▶ **Aim of the exercise**:
Go through the data below line by line and count those containing the word "JSON". Reply with the count only.

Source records
--- --- ---

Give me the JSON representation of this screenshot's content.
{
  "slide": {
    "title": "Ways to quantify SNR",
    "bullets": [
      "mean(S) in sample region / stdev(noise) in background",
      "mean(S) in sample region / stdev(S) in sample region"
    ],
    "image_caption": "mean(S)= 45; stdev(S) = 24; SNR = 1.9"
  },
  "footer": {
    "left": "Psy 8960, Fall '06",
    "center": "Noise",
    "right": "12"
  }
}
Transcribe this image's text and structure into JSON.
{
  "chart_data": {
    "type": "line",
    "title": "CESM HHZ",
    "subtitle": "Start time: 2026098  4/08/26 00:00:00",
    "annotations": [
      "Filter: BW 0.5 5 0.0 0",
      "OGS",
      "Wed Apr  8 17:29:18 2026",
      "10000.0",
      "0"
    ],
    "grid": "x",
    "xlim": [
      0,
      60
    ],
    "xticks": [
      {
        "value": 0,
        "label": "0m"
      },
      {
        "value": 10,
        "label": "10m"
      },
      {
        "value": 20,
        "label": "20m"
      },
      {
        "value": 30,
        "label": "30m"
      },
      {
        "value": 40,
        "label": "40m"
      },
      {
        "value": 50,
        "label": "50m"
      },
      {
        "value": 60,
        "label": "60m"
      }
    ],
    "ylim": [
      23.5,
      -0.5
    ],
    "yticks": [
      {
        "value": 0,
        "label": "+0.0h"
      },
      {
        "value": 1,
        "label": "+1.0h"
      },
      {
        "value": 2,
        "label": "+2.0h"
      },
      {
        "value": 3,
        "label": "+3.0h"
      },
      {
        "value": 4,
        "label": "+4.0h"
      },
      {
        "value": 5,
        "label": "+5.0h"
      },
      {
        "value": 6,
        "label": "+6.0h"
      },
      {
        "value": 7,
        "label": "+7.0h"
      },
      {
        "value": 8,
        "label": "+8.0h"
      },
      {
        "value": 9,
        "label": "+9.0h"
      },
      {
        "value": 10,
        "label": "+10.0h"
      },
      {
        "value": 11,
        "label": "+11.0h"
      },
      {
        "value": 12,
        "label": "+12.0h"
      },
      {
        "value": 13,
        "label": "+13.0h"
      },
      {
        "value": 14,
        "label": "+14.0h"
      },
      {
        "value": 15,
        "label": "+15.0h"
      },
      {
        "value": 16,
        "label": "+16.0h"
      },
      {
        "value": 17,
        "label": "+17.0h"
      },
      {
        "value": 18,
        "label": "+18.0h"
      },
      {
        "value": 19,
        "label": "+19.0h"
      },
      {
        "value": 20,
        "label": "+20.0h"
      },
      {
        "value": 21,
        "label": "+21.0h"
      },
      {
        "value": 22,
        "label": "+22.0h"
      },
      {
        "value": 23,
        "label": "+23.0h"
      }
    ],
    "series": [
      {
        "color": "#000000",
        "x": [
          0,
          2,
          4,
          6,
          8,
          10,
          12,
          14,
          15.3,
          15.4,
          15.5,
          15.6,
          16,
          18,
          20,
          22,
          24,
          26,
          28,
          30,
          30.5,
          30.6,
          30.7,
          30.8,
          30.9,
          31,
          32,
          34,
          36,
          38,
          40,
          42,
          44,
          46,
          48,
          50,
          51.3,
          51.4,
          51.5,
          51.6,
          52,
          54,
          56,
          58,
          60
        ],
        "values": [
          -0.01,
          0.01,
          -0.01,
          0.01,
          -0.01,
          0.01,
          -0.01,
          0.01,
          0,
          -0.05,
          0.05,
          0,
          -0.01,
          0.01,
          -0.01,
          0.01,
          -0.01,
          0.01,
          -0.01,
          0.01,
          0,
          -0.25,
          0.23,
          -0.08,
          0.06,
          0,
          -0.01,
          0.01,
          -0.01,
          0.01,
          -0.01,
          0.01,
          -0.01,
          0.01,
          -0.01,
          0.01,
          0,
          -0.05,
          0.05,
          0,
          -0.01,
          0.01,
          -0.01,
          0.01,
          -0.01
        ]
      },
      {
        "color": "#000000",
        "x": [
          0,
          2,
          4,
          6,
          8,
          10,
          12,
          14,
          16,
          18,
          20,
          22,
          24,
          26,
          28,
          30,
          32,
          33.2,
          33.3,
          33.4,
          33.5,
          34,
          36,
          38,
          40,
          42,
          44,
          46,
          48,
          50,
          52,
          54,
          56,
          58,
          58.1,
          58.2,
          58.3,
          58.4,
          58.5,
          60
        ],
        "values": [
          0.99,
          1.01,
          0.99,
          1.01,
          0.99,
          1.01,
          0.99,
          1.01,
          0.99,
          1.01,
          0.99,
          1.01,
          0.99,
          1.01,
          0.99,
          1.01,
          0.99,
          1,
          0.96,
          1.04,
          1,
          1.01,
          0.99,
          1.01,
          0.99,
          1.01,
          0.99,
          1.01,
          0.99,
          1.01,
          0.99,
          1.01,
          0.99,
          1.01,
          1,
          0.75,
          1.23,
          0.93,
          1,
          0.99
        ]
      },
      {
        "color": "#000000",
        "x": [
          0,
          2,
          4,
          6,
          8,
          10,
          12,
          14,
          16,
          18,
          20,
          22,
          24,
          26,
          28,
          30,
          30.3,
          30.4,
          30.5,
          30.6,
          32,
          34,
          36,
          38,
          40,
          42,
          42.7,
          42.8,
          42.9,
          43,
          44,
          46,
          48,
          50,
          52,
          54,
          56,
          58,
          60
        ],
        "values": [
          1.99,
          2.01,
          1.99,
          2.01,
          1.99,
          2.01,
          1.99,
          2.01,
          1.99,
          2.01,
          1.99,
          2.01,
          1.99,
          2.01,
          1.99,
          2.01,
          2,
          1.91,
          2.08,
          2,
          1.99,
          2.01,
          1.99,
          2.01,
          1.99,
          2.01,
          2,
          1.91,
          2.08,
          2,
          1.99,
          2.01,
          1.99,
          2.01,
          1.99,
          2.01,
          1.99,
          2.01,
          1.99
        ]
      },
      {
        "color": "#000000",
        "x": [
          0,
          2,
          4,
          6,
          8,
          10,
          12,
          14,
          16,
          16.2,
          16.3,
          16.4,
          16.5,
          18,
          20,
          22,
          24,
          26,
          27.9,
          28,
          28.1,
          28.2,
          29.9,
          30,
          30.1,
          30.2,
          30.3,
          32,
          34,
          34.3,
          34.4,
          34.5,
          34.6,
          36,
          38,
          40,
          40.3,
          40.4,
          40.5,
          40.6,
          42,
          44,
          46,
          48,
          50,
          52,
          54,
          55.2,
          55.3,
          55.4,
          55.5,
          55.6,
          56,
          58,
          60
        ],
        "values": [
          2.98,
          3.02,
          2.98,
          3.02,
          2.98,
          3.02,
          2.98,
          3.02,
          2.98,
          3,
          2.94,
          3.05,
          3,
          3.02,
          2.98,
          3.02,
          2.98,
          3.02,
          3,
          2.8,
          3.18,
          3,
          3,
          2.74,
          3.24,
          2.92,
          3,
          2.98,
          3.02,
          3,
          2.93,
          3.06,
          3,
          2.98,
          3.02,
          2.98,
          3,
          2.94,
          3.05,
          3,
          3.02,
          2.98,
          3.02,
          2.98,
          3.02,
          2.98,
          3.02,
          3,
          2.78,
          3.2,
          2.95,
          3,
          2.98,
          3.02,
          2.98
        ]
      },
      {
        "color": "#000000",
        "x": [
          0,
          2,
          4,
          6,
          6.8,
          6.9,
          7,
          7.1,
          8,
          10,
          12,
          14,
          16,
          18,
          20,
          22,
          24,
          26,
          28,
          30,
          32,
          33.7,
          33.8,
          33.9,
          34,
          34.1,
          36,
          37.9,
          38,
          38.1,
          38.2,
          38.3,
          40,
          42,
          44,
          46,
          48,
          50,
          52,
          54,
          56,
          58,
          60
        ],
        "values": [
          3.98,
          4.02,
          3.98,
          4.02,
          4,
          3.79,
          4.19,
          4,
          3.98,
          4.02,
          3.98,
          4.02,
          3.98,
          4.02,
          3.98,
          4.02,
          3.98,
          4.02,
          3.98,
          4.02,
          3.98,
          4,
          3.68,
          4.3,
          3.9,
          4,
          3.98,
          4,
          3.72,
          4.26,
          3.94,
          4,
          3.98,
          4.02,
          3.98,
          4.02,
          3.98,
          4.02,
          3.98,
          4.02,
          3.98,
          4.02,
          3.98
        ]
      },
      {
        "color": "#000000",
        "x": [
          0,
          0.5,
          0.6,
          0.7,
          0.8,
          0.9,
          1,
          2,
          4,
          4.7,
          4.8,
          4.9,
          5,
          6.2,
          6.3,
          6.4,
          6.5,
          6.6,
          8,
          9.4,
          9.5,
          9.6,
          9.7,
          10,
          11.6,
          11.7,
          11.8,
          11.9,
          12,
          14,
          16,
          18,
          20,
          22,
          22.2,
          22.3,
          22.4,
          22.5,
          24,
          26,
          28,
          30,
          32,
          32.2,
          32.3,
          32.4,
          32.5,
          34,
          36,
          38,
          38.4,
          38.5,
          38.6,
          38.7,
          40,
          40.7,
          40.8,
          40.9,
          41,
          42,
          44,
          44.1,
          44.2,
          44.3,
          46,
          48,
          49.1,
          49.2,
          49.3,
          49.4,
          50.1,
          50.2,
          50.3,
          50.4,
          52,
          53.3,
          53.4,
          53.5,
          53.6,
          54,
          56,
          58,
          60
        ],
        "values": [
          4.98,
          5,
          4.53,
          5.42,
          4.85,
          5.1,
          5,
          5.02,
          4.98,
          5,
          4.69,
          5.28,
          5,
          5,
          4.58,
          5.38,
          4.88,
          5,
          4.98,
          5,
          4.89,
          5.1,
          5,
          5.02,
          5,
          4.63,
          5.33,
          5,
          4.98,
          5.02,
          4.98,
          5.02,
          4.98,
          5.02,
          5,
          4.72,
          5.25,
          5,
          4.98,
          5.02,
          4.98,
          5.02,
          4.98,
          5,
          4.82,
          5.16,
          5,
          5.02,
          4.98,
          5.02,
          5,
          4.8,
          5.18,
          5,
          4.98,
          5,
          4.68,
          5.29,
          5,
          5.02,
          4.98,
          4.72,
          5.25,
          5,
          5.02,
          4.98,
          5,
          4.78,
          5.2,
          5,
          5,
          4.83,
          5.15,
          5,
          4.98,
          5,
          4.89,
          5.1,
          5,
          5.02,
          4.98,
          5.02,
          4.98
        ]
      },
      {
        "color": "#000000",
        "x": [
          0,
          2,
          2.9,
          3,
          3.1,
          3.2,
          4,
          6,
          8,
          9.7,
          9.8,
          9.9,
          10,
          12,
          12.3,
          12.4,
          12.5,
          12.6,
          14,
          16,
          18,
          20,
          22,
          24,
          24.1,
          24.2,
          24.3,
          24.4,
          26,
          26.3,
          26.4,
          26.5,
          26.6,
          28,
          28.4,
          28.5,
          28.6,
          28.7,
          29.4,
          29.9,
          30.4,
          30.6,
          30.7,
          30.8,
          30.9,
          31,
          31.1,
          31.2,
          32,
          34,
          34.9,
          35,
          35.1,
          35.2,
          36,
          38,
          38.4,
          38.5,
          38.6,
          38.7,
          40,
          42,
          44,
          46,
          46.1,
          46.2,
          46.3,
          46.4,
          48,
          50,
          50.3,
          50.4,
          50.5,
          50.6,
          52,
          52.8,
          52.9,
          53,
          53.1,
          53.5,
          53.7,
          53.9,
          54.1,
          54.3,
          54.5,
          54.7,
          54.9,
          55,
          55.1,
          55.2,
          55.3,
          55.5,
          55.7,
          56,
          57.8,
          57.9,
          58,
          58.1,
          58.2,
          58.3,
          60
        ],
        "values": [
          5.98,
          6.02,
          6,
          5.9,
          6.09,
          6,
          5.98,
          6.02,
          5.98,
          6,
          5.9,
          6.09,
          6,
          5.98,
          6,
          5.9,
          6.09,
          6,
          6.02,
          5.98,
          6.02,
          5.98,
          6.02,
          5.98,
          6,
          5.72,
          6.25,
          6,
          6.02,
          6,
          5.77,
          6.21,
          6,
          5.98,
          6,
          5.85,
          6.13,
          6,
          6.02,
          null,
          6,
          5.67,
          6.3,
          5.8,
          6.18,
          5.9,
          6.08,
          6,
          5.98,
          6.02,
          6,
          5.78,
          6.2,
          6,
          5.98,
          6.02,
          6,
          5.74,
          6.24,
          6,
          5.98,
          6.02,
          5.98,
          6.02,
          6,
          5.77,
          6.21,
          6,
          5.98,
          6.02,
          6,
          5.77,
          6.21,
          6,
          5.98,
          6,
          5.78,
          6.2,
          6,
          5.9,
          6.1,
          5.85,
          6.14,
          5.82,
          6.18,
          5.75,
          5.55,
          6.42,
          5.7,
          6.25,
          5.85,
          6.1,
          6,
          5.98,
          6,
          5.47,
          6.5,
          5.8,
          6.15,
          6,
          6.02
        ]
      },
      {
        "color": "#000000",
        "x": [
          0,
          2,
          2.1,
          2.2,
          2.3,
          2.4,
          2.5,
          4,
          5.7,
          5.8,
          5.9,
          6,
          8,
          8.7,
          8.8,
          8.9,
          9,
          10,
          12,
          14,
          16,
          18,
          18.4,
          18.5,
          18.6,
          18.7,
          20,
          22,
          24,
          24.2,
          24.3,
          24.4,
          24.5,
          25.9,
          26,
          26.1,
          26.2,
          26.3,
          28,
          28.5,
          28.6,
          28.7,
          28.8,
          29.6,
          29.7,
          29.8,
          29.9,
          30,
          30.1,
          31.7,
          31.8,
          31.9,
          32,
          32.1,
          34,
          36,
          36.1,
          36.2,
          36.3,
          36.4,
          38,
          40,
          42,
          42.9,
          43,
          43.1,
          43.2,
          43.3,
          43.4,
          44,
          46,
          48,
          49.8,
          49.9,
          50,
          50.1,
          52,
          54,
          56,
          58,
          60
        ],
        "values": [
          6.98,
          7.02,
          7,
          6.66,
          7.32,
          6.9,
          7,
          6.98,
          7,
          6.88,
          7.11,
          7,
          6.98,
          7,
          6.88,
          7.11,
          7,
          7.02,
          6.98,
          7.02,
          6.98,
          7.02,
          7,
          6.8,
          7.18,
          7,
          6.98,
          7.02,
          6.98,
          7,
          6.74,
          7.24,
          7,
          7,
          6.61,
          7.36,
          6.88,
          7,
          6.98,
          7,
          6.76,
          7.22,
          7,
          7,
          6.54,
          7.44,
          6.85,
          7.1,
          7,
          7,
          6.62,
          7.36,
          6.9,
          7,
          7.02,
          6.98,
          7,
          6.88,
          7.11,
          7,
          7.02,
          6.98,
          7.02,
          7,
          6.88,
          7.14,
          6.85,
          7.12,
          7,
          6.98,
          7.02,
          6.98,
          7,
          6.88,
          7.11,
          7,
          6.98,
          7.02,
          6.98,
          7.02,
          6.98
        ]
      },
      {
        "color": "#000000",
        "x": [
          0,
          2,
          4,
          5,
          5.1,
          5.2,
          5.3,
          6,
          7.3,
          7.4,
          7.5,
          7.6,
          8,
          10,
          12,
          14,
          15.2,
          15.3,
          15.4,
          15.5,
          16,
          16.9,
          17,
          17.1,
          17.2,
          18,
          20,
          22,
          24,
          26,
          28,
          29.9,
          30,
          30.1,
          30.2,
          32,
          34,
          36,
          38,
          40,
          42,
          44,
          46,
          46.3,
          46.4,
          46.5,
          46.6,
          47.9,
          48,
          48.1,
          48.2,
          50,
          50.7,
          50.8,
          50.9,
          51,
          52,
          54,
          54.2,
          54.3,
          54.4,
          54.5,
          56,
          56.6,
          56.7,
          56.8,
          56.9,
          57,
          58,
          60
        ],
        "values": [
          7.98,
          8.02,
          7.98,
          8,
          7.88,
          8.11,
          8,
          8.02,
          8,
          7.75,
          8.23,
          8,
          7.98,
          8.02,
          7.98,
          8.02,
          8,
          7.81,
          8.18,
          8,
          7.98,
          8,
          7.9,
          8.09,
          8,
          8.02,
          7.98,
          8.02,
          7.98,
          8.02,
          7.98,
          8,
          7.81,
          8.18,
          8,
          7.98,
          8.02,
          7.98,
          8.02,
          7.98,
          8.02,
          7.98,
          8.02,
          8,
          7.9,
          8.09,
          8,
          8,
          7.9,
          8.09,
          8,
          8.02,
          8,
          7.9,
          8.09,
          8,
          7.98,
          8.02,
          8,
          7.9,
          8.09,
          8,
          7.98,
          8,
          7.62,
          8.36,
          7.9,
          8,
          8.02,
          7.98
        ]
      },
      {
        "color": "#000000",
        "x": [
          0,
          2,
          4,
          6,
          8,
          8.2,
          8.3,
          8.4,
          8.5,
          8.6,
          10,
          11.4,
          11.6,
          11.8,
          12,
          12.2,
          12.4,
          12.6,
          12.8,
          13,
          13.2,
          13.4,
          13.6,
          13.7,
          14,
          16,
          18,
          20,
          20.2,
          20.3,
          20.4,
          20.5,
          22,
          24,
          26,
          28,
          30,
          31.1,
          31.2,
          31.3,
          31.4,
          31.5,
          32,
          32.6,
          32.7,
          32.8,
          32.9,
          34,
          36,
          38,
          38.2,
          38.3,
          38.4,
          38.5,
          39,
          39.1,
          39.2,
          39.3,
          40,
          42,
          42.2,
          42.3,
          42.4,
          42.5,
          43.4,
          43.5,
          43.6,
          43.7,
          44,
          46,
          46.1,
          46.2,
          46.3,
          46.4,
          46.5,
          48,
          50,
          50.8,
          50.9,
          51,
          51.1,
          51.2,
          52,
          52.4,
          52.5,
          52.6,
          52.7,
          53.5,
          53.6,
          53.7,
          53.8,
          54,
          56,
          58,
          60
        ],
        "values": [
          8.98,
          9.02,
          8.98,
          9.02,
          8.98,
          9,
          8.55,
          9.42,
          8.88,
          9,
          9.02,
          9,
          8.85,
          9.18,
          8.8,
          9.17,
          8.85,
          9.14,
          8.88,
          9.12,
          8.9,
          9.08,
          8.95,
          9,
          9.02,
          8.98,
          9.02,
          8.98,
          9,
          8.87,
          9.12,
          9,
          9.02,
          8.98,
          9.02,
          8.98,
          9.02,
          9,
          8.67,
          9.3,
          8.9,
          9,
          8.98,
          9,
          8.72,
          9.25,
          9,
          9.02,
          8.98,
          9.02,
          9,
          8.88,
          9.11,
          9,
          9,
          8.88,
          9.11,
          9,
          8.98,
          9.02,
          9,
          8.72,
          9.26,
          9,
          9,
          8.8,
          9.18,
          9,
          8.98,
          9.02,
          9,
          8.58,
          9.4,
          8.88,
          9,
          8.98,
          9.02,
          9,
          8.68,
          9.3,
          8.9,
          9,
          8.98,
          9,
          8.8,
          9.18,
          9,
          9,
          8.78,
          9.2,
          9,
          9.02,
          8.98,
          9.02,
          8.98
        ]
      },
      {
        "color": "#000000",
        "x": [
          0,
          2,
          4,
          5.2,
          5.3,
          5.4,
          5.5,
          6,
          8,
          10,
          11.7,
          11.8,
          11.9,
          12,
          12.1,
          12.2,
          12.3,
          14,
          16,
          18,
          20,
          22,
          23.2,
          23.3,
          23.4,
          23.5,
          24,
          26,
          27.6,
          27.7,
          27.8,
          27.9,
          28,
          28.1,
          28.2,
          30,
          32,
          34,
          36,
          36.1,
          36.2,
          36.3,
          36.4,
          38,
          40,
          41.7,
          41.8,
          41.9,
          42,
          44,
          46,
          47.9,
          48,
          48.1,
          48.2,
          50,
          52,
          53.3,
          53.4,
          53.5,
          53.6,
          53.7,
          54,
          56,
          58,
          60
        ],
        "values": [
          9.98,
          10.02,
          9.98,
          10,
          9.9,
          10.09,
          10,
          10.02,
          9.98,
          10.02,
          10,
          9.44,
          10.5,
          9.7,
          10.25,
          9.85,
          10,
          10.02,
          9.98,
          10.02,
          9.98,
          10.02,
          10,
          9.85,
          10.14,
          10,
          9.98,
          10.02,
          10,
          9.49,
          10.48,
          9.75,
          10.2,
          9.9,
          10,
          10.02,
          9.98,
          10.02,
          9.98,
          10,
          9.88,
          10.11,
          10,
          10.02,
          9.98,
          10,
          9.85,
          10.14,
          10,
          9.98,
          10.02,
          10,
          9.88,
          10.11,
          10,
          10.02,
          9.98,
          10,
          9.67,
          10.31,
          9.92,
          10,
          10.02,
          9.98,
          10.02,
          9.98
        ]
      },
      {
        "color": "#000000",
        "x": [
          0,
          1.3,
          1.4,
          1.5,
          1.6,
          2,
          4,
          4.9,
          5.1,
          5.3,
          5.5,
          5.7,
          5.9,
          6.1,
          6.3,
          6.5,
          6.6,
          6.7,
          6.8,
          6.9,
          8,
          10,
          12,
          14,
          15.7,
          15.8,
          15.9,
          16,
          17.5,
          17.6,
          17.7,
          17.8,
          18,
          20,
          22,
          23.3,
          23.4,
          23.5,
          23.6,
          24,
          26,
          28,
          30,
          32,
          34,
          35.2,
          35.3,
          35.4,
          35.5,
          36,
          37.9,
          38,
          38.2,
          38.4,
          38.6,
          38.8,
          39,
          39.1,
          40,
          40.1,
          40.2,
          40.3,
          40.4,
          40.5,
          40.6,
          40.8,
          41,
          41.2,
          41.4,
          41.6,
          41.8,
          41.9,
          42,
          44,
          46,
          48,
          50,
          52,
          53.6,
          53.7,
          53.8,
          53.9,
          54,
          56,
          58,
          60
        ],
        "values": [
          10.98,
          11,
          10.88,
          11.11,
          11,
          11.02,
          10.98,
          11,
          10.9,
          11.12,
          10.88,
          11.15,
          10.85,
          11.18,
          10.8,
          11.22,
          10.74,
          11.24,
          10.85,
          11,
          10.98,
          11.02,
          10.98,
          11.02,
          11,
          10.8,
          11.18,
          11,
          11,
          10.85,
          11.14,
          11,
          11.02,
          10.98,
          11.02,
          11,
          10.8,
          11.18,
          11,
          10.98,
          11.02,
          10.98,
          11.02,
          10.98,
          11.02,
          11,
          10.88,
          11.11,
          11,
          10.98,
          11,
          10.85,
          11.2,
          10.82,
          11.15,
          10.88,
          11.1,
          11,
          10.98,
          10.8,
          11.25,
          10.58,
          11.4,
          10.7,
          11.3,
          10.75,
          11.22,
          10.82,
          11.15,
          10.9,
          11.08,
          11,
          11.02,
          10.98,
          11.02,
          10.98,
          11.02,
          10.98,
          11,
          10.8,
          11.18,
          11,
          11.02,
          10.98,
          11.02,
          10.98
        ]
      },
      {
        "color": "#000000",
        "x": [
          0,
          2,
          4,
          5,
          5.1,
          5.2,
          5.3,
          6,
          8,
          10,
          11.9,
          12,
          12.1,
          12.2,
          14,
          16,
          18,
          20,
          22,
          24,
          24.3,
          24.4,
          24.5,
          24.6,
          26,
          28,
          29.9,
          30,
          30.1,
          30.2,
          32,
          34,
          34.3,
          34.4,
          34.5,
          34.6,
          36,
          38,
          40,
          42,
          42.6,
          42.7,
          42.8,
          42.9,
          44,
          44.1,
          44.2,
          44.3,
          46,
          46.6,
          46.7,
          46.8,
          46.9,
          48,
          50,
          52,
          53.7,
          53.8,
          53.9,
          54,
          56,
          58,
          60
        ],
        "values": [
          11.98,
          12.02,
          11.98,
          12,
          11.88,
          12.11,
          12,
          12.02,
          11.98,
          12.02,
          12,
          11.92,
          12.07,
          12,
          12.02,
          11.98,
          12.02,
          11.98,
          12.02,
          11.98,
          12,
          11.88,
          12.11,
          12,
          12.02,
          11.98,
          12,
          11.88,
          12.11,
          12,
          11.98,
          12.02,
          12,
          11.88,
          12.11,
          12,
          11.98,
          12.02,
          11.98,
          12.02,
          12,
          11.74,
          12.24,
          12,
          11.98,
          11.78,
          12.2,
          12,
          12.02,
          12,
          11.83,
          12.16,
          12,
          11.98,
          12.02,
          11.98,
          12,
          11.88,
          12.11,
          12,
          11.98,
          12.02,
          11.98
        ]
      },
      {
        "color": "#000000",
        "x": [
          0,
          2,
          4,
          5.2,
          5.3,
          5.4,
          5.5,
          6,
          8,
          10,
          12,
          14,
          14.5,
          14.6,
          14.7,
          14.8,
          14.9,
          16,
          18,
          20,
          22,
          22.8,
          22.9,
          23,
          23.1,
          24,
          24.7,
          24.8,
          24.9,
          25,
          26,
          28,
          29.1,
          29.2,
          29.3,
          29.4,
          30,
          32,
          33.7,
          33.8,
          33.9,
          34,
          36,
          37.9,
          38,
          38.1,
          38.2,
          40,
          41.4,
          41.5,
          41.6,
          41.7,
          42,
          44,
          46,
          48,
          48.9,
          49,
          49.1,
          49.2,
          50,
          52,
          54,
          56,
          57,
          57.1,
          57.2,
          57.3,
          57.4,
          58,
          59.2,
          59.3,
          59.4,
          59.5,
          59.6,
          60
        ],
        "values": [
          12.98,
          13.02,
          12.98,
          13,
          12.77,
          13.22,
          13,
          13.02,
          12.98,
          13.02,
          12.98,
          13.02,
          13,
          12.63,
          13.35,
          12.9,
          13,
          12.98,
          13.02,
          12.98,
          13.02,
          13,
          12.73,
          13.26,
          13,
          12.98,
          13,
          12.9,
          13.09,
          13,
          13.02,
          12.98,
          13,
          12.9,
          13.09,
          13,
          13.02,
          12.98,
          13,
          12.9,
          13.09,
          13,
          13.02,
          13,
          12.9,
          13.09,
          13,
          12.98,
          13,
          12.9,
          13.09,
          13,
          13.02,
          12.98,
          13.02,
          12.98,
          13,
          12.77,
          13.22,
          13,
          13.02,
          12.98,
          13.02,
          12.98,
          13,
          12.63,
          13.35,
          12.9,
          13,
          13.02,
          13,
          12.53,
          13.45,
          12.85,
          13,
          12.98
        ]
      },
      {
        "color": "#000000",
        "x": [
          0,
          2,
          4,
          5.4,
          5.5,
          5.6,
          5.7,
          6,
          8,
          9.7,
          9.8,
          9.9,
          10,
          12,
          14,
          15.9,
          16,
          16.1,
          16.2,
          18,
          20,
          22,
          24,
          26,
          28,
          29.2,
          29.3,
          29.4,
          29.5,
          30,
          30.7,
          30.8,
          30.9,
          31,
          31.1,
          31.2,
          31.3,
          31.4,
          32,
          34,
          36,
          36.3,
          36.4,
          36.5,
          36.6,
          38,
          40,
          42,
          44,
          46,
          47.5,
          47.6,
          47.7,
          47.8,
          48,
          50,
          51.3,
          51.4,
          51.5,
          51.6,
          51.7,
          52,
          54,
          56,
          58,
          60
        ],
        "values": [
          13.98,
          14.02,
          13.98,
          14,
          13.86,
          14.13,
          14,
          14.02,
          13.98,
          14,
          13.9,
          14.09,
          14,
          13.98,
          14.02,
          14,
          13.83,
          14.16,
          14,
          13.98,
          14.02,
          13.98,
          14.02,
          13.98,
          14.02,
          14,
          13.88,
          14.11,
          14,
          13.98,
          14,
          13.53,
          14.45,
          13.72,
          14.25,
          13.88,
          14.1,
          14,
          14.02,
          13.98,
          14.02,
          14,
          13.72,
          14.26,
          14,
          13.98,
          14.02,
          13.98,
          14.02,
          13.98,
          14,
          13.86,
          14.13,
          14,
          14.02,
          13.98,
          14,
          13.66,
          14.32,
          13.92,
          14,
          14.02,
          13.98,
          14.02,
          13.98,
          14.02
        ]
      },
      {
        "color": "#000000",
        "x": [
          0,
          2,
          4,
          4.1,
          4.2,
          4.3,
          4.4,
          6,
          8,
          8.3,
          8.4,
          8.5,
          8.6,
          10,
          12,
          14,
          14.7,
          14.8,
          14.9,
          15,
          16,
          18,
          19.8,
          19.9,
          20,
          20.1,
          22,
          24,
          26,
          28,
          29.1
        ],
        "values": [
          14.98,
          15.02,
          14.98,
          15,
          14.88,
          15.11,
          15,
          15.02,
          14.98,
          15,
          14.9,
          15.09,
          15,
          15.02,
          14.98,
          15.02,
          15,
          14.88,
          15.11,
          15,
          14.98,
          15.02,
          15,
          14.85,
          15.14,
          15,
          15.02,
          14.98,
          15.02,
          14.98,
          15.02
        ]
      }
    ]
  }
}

--- --- ---

▶ **Answer to the problem**:
2